• EXERCISE PROMPT
Return every line of the data below that includes the string "this".

• DATA SUPPLIED
****************

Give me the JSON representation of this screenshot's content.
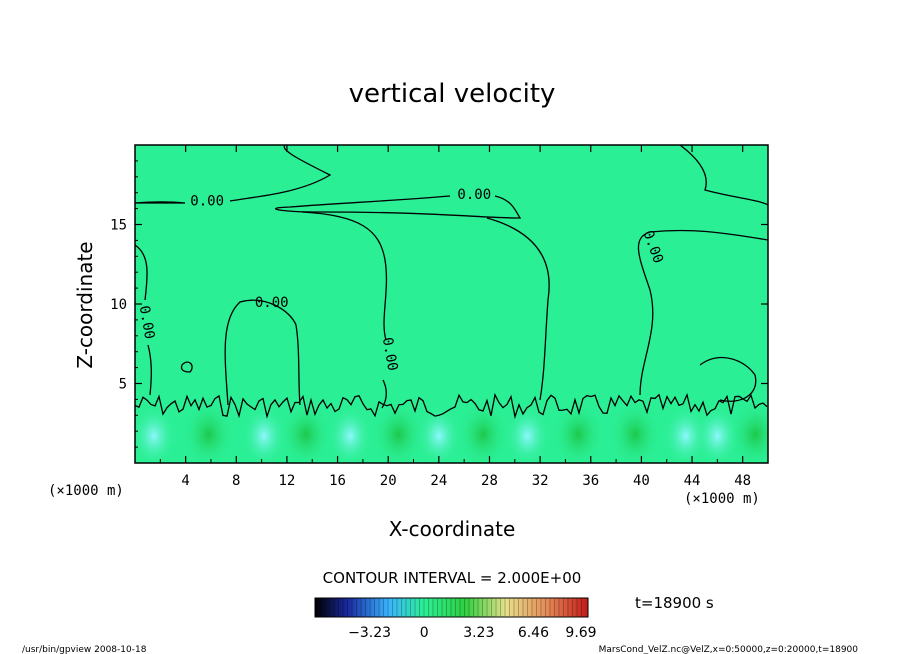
{
  "chart_data": {
    "type": "heatmap",
    "title": "vertical velocity",
    "xlabel": "X-coordinate",
    "ylabel": "Z-coordinate",
    "x_unit": "(×1000 m)",
    "y_unit": "(×1000 m)",
    "xlim": [
      0,
      50
    ],
    "ylim": [
      0,
      20
    ],
    "x_ticks": [
      4,
      8,
      12,
      16,
      20,
      24,
      28,
      32,
      36,
      40,
      44,
      48
    ],
    "y_ticks": [
      5,
      10,
      15
    ],
    "contour_interval_text": "CONTOUR INTERVAL = 2.000E+00",
    "contour_labels": [
      {
        "text": "0.00",
        "x": 5.7,
        "z": 16.2
      },
      {
        "text": "0.00",
        "x": 26.8,
        "z": 16.6
      },
      {
        "text": "0.00",
        "x": 10.8,
        "z": 9.8
      },
      {
        "text": "0.00",
        "x": 0.6,
        "z": 8.8
      },
      {
        "text": "0.00",
        "x": 19.8,
        "z": 6.8
      },
      {
        "text": "0.00",
        "x": 40.6,
        "z": 13.5
      }
    ],
    "colorbar": {
      "tick_labels": [
        "−3.23",
        "0",
        "3.23",
        "6.46",
        "9.69"
      ],
      "range": [
        -6.46,
        9.69
      ]
    },
    "time_label": "t=18900 s",
    "footer_left": "/usr/bin/gpview   2008-10-18",
    "footer_right": "MarsCond_VelZ.nc@VelZ,x=0:50000,z=0:20000,t=18900",
    "colors": {
      "background_field": "#2bef95",
      "boundary_layer_up": "#22d45a",
      "boundary_layer_down": "#6ff5f0"
    }
  }
}
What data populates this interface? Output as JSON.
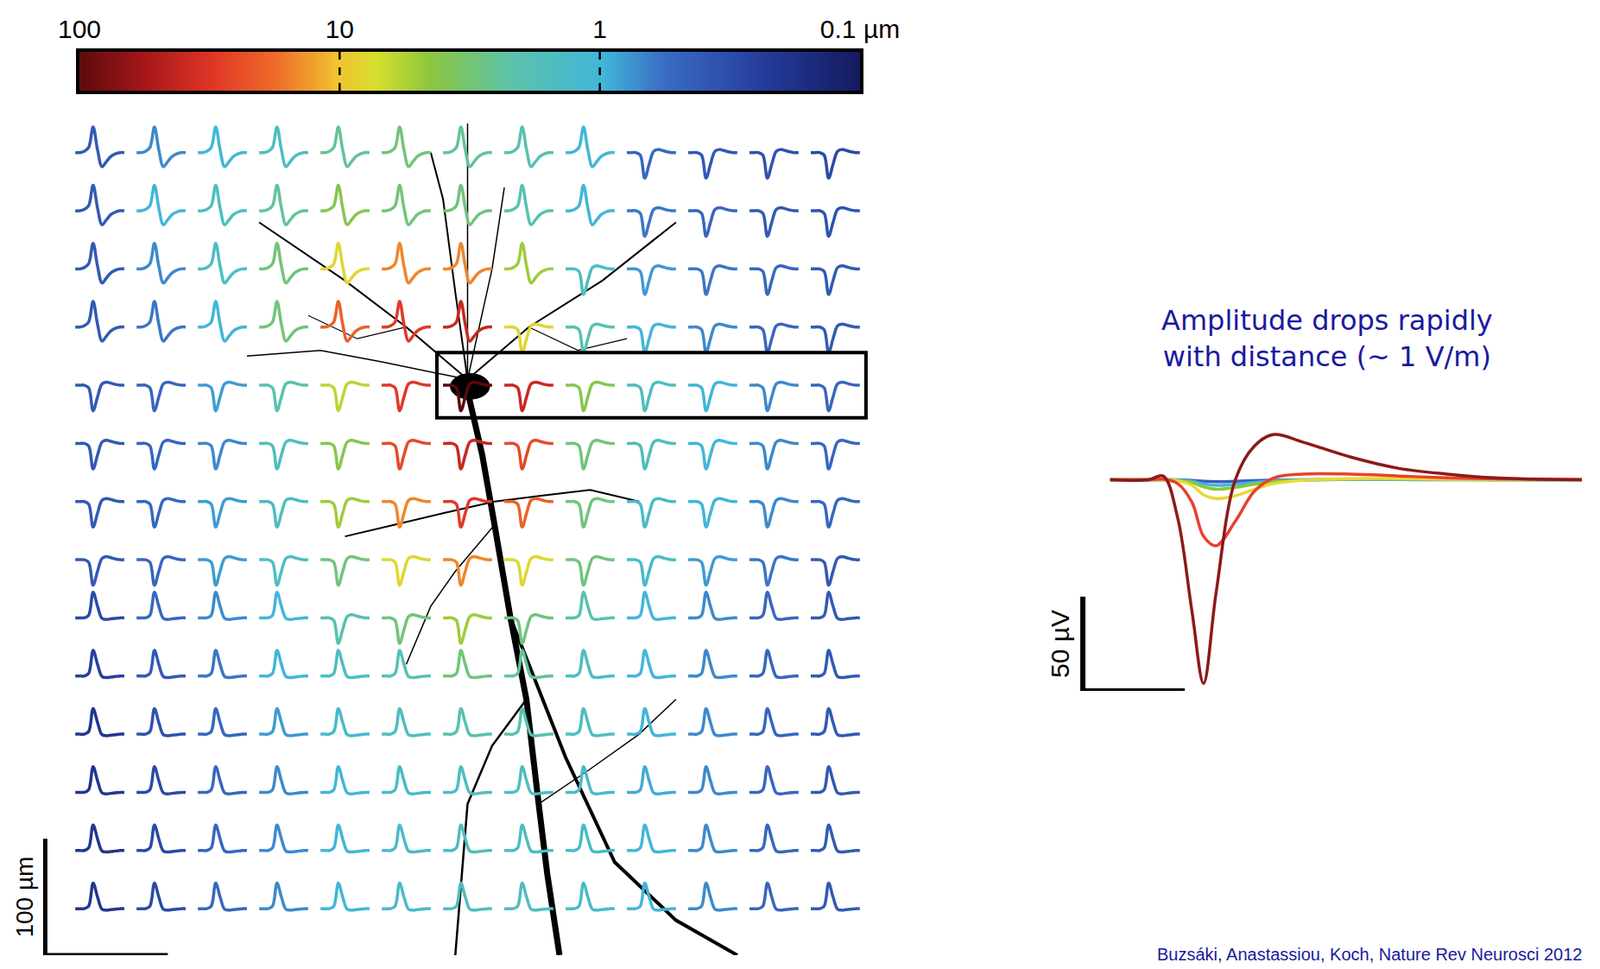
{
  "chart_data": {
    "type": "waveform_grid",
    "tick_labels": false,
    "colorbar": {
      "range": [
        100,
        0.1
      ],
      "log": true,
      "ticks": [
        100,
        10,
        1,
        {
          "value": 0.1,
          "label": "0.1 µm"
        }
      ]
    },
    "xlim": [
      -80,
      630
    ],
    "ylim": [
      -25,
      690
    ],
    "scale_bar": {
      "value": 100,
      "label": "100 µm"
    },
    "waveforms": {
      "b": [
        0,
        0,
        0.05,
        0.2,
        1,
        0.1,
        -0.55,
        -0.35,
        -0.15,
        -0.05,
        0,
        0
      ],
      "n": [
        0,
        0,
        0,
        -0.1,
        -1,
        -0.45,
        0.05,
        0.12,
        0.08,
        0.03,
        0,
        0
      ],
      "p": [
        0,
        0,
        0,
        0.1,
        1,
        0.45,
        -0.02,
        -0.06,
        -0.04,
        -0.02,
        0,
        0
      ]
    },
    "grid": {
      "x": [
        0,
        50,
        100,
        150,
        200,
        250,
        300,
        350,
        400,
        450,
        500,
        550,
        600
      ],
      "y": [
        0,
        50,
        100,
        150,
        200,
        250,
        300,
        350,
        400,
        450,
        500,
        550,
        600,
        650
      ],
      "amplitudes": [
        [
          0.4,
          0.7,
          1,
          1.5,
          2.5,
          3,
          2.5,
          2,
          1,
          0.5,
          0.4,
          0.35,
          0.3
        ],
        [
          0.4,
          1,
          1.5,
          2.5,
          4,
          3,
          3,
          2,
          1,
          0.6,
          0.5,
          0.4,
          0.35
        ],
        [
          0.4,
          0.7,
          1.5,
          3,
          8,
          15,
          15,
          5,
          1.5,
          0.8,
          0.6,
          0.5,
          0.4
        ],
        [
          0.4,
          0.6,
          1,
          3,
          20,
          30,
          40,
          8,
          2,
          1,
          0.7,
          0.5,
          0.4
        ],
        [
          0.4,
          0.5,
          0.8,
          2,
          6,
          30,
          100,
          40,
          4,
          1.5,
          1,
          0.7,
          0.5
        ],
        [
          0.4,
          0.5,
          0.7,
          1.5,
          4,
          25,
          40,
          25,
          3,
          1.5,
          1,
          0.7,
          0.5
        ],
        [
          0.4,
          0.5,
          0.8,
          1.5,
          5,
          15,
          30,
          20,
          3,
          1.3,
          1,
          0.7,
          0.5
        ],
        [
          0.4,
          0.5,
          0.8,
          1.5,
          3,
          8,
          15,
          8,
          3,
          1.3,
          0.8,
          0.6,
          0.4
        ],
        [
          0.3,
          0.5,
          0.7,
          1,
          2,
          3,
          5,
          3,
          2,
          1,
          0.7,
          0.5,
          0.4
        ],
        [
          0.25,
          0.4,
          0.6,
          1,
          1.5,
          2,
          3,
          2.5,
          1.5,
          1,
          0.7,
          0.5,
          0.4
        ],
        [
          0.2,
          0.35,
          0.5,
          0.8,
          1.2,
          1.5,
          2,
          2,
          1.5,
          1,
          0.7,
          0.5,
          0.4
        ],
        [
          0.2,
          0.3,
          0.5,
          0.7,
          1,
          1.3,
          1.5,
          1.5,
          1.3,
          0.9,
          0.7,
          0.5,
          0.4
        ],
        [
          0.2,
          0.3,
          0.5,
          0.7,
          1,
          1.3,
          1.5,
          1.5,
          1.3,
          1,
          0.7,
          0.5,
          0.4
        ],
        [
          0.2,
          0.3,
          0.5,
          0.7,
          1,
          1.3,
          1.5,
          1.5,
          1.3,
          1,
          0.7,
          0.5,
          0.4
        ]
      ],
      "shapes": [
        [
          "b",
          "b",
          "b",
          "b",
          "b",
          "b",
          "b",
          "b",
          "b",
          "n",
          "n",
          "n",
          "n"
        ],
        [
          "b",
          "b",
          "b",
          "b",
          "b",
          "b",
          "b",
          "b",
          "b",
          "n",
          "n",
          "n",
          "n"
        ],
        [
          "b",
          "b",
          "b",
          "b",
          "b",
          "b",
          "b",
          "b",
          "n",
          "n",
          "n",
          "n",
          "n"
        ],
        [
          "b",
          "b",
          "b",
          "b",
          "b",
          "b",
          "b",
          "n",
          "n",
          "n",
          "n",
          "n",
          "n"
        ],
        [
          "n",
          "n",
          "n",
          "n",
          "n",
          "n",
          "n",
          "n",
          "n",
          "n",
          "n",
          "n",
          "n"
        ],
        [
          "n",
          "n",
          "n",
          "n",
          "n",
          "n",
          "n",
          "n",
          "n",
          "n",
          "n",
          "n",
          "n"
        ],
        [
          "n",
          "n",
          "n",
          "n",
          "n",
          "n",
          "n",
          "n",
          "n",
          "n",
          "n",
          "n",
          "n"
        ],
        [
          "n",
          "n",
          "n",
          "n",
          "n",
          "n",
          "n",
          "n",
          "n",
          "n",
          "n",
          "n",
          "n"
        ],
        [
          "p",
          "p",
          "p",
          "p",
          "n",
          "n",
          "n",
          "n",
          "p",
          "p",
          "p",
          "p",
          "p"
        ],
        [
          "p",
          "p",
          "p",
          "p",
          "p",
          "p",
          "p",
          "p",
          "p",
          "p",
          "p",
          "p",
          "p"
        ],
        [
          "p",
          "p",
          "p",
          "p",
          "p",
          "p",
          "p",
          "p",
          "p",
          "p",
          "p",
          "p",
          "p"
        ],
        [
          "p",
          "p",
          "p",
          "p",
          "p",
          "p",
          "p",
          "p",
          "p",
          "p",
          "p",
          "p",
          "p"
        ],
        [
          "p",
          "p",
          "p",
          "p",
          "p",
          "p",
          "p",
          "p",
          "p",
          "p",
          "p",
          "p",
          "p"
        ],
        [
          "p",
          "p",
          "p",
          "p",
          "p",
          "p",
          "p",
          "p",
          "p",
          "p",
          "p",
          "p",
          "p"
        ]
      ]
    },
    "highlight": {
      "row": 4,
      "cols": [
        6,
        12
      ]
    },
    "inset": {
      "annotation": [
        "Amplitude drops rapidly",
        "with distance (~ 1 V/m)"
      ],
      "xlim": [
        -0.5,
        4.9
      ],
      "ylim": [
        -112,
        30
      ],
      "scale_bar": {
        "value": 50,
        "label": "50 µV"
      },
      "x": [
        0,
        0.4,
        0.55,
        0.7,
        0.85,
        0.97,
        1.1,
        1.3,
        1.5,
        1.7,
        2.0,
        2.5,
        3.0,
        3.5,
        4.0,
        4.9
      ],
      "series": [
        {
          "color": "#3a5cc0",
          "values": [
            0,
            0,
            0,
            0,
            -0.3,
            -0.8,
            -1,
            -0.8,
            -0.5,
            -0.2,
            0,
            0.1,
            0.1,
            0,
            0,
            0
          ]
        },
        {
          "color": "#43b8d6",
          "values": [
            0,
            0,
            0,
            -0.2,
            -0.8,
            -2.2,
            -3,
            -2.4,
            -1.4,
            -0.6,
            -0.1,
            0.2,
            0.2,
            0.1,
            0,
            0
          ]
        },
        {
          "color": "#8cc63f",
          "values": [
            0,
            0,
            0,
            -0.3,
            -1.5,
            -3.8,
            -5,
            -4,
            -2.4,
            -1,
            -0.2,
            0.3,
            0.3,
            0.1,
            0,
            0
          ]
        },
        {
          "color": "#e6d93a",
          "values": [
            0,
            0,
            0,
            -0.6,
            -3,
            -8,
            -10,
            -8.5,
            -5,
            -2,
            -0.3,
            0.6,
            0.6,
            0.3,
            0.1,
            0
          ]
        },
        {
          "color": "#e8412c",
          "values": [
            0,
            0,
            0.3,
            -2,
            -12,
            -30,
            -35,
            -22,
            -6,
            1,
            3,
            3,
            2,
            1,
            0.4,
            0
          ]
        },
        {
          "color": "#8b1a1a",
          "values": [
            0,
            0,
            2,
            -20,
            -70,
            -108,
            -60,
            0,
            18,
            24,
            20,
            12,
            6,
            3,
            1,
            0
          ]
        }
      ]
    },
    "source": "Buzsáki, Anastassiou, Koch, Nature Rev Neurosci 2012"
  }
}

****************

• SOLUTION
Give me the JSON representation of this screenshot's content.
What data populates this interface? Output as JSON.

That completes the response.